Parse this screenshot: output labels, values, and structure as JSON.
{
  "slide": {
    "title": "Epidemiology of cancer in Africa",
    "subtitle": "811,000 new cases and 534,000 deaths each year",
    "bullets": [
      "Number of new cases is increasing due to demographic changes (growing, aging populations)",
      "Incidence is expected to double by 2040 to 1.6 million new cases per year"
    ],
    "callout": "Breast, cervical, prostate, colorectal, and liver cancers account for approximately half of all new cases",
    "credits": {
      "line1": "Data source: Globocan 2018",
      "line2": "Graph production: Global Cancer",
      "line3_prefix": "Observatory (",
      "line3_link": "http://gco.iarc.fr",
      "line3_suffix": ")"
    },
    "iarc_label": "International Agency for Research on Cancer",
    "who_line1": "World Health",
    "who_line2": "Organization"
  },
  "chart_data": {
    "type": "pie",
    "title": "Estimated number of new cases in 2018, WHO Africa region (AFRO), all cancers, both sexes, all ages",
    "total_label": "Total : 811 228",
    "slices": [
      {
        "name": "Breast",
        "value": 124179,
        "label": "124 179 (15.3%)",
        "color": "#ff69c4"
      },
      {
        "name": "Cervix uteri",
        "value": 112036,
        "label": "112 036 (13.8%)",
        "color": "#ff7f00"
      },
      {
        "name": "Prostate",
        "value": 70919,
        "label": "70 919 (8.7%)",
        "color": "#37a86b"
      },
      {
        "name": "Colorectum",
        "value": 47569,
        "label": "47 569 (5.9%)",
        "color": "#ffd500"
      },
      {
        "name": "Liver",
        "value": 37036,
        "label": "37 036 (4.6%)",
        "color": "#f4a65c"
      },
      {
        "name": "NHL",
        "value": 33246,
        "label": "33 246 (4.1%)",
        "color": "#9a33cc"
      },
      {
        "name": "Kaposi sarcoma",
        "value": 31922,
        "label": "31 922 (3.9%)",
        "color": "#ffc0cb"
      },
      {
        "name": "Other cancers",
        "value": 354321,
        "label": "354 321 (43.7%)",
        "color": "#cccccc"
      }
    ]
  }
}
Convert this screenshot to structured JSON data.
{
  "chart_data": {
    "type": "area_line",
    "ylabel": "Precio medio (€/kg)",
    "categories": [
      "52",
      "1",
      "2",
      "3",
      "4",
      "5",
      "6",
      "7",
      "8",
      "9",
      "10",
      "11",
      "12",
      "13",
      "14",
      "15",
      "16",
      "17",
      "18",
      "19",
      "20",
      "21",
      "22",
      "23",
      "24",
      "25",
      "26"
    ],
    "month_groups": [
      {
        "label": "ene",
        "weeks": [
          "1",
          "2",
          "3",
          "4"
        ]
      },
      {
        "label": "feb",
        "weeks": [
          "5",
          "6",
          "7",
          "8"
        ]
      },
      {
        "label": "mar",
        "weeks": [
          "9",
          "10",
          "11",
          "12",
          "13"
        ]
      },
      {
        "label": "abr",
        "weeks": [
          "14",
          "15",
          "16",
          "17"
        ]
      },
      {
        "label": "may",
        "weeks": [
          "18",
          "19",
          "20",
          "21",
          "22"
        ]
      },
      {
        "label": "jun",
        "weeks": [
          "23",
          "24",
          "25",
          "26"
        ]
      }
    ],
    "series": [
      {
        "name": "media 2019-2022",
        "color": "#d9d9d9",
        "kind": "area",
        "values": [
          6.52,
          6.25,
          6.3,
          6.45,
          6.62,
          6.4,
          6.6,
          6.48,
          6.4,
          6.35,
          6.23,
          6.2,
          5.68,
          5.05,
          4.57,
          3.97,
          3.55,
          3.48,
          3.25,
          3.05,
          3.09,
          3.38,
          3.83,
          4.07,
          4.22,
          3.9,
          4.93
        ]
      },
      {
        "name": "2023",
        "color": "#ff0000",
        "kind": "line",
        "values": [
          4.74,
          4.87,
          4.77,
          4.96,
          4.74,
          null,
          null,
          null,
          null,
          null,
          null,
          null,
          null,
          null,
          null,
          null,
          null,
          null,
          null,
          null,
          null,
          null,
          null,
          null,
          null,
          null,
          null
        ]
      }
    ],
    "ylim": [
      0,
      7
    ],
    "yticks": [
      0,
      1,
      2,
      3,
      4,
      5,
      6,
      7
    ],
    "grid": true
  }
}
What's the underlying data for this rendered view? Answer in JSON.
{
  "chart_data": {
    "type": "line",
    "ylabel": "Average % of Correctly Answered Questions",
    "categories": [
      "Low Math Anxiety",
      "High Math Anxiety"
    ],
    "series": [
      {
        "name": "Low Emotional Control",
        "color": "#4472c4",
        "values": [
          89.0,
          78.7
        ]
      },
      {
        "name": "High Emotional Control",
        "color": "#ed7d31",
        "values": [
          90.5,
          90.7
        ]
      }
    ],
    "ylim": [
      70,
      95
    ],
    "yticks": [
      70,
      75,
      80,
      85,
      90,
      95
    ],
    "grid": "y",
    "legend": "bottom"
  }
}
- - - -
■ Task
The records above are to be copied in full, exactly as written.

■ Full response
Parse this screenshot: output labels, values, and structure as JSON.
{
  "slide": {
    "title": "Epidemiology of cancer in Africa",
    "subtitle": "811,000 new cases and 534,000 deaths each year",
    "bullets": [
      "Number of new cases is increasing due to demographic changes (growing, aging populations)",
      "Incidence is expected to double by 2040 to 1.6 million new cases per year"
    ],
    "callout": "Breast, cervical, prostate, colorectal, and liver cancers account for approximately half of all new cases",
    "credits": {
      "line1": "Data source: Globocan 2018",
      "line2": "Graph production: Global Cancer",
      "line3_prefix": "Observatory (",
      "line3_link": "http://gco.iarc.fr",
      "line3_suffix": ")"
    },
    "iarc_label": "International Agency for Research on Cancer",
    "who_line1": "World Health",
    "who_line2": "Organization"
  },
  "chart_data": {
    "type": "pie",
    "title": "Estimated number of new cases in 2018, WHO Africa region (AFRO), all cancers, both sexes, all ages",
    "total_label": "Total : 811 228",
    "slices": [
      {
        "name": "Breast",
        "value": 124179,
        "label": "124 179 (15.3%)",
        "color": "#ff69c4"
      },
      {
        "name": "Cervix uteri",
        "value": 112036,
        "label": "112 036 (13.8%)",
        "color": "#ff7f00"
      },
      {
        "name": "Prostate",
        "value": 70919,
        "label": "70 919 (8.7%)",
        "color": "#37a86b"
      },
      {
        "name": "Colorectum",
        "value": 47569,
        "label": "47 569 (5.9%)",
        "color": "#ffd500"
      },
      {
        "name": "Liver",
        "value": 37036,
        "label": "37 036 (4.6%)",
        "color": "#f4a65c"
      },
      {
        "name": "NHL",
        "value": 33246,
        "label": "33 246 (4.1%)",
        "color": "#9a33cc"
      },
      {
        "name": "Kaposi sarcoma",
        "value": 31922,
        "label": "31 922 (3.9%)",
        "color": "#ffc0cb"
      },
      {
        "name": "Other cancers",
        "value": 354321,
        "label": "354 321 (43.7%)",
        "color": "#cccccc"
      }
    ]
  }
}
Convert this screenshot to structured JSON data.
{
  "chart_data": {
    "type": "area_line",
    "ylabel": "Precio medio (€/kg)",
    "categories": [
      "52",
      "1",
      "2",
      "3",
      "4",
      "5",
      "6",
      "7",
      "8",
      "9",
      "10",
      "11",
      "12",
      "13",
      "14",
      "15",
      "16",
      "17",
      "18",
      "19",
      "20",
      "21",
      "22",
      "23",
      "24",
      "25",
      "26"
    ],
    "month_groups": [
      {
        "label": "ene",
        "weeks": [
          "1",
          "2",
          "3",
          "4"
        ]
      },
      {
        "label": "feb",
        "weeks": [
          "5",
          "6",
          "7",
          "8"
        ]
      },
      {
        "label": "mar",
        "weeks": [
          "9",
          "10",
          "11",
          "12",
          "13"
        ]
      },
      {
        "label": "abr",
        "weeks": [
          "14",
          "15",
          "16",
          "17"
        ]
      },
      {
        "label": "may",
        "weeks": [
          "18",
          "19",
          "20",
          "21",
          "22"
        ]
      },
      {
        "label": "jun",
        "weeks": [
          "23",
          "24",
          "25",
          "26"
        ]
      }
    ],
    "series": [
      {
        "name": "media 2019-2022",
        "color": "#d9d9d9",
        "kind": "area",
        "values": [
          6.52,
          6.25,
          6.3,
          6.45,
          6.62,
          6.4,
          6.6,
          6.48,
          6.4,
          6.35,
          6.23,
          6.2,
          5.68,
          5.05,
          4.57,
          3.97,
          3.55,
          3.48,
          3.25,
          3.05,
          3.09,
          3.38,
          3.83,
          4.07,
          4.22,
          3.9,
          4.93
        ]
      },
      {
        "name": "2023",
        "color": "#ff0000",
        "kind": "line",
        "values": [
          4.74,
          4.87,
          4.77,
          4.96,
          4.74,
          null,
          null,
          null,
          null,
          null,
          null,
          null,
          null,
          null,
          null,
          null,
          null,
          null,
          null,
          null,
          null,
          null,
          null,
          null,
          null,
          null,
          null
        ]
      }
    ],
    "ylim": [
      0,
      7
    ],
    "yticks": [
      0,
      1,
      2,
      3,
      4,
      5,
      6,
      7
    ],
    "grid": true
  }
}
What's the underlying data for this rendered view? Answer in JSON.
{
  "chart_data": {
    "type": "line",
    "ylabel": "Average % of Correctly Answered Questions",
    "categories": [
      "Low Math Anxiety",
      "High Math Anxiety"
    ],
    "series": [
      {
        "name": "Low Emotional Control",
        "color": "#4472c4",
        "values": [
          89.0,
          78.7
        ]
      },
      {
        "name": "High Emotional Control",
        "color": "#ed7d31",
        "values": [
          90.5,
          90.7
        ]
      }
    ],
    "ylim": [
      70,
      95
    ],
    "yticks": [
      70,
      75,
      80,
      85,
      90,
      95
    ],
    "grid": "y",
    "legend": "bottom"
  }
}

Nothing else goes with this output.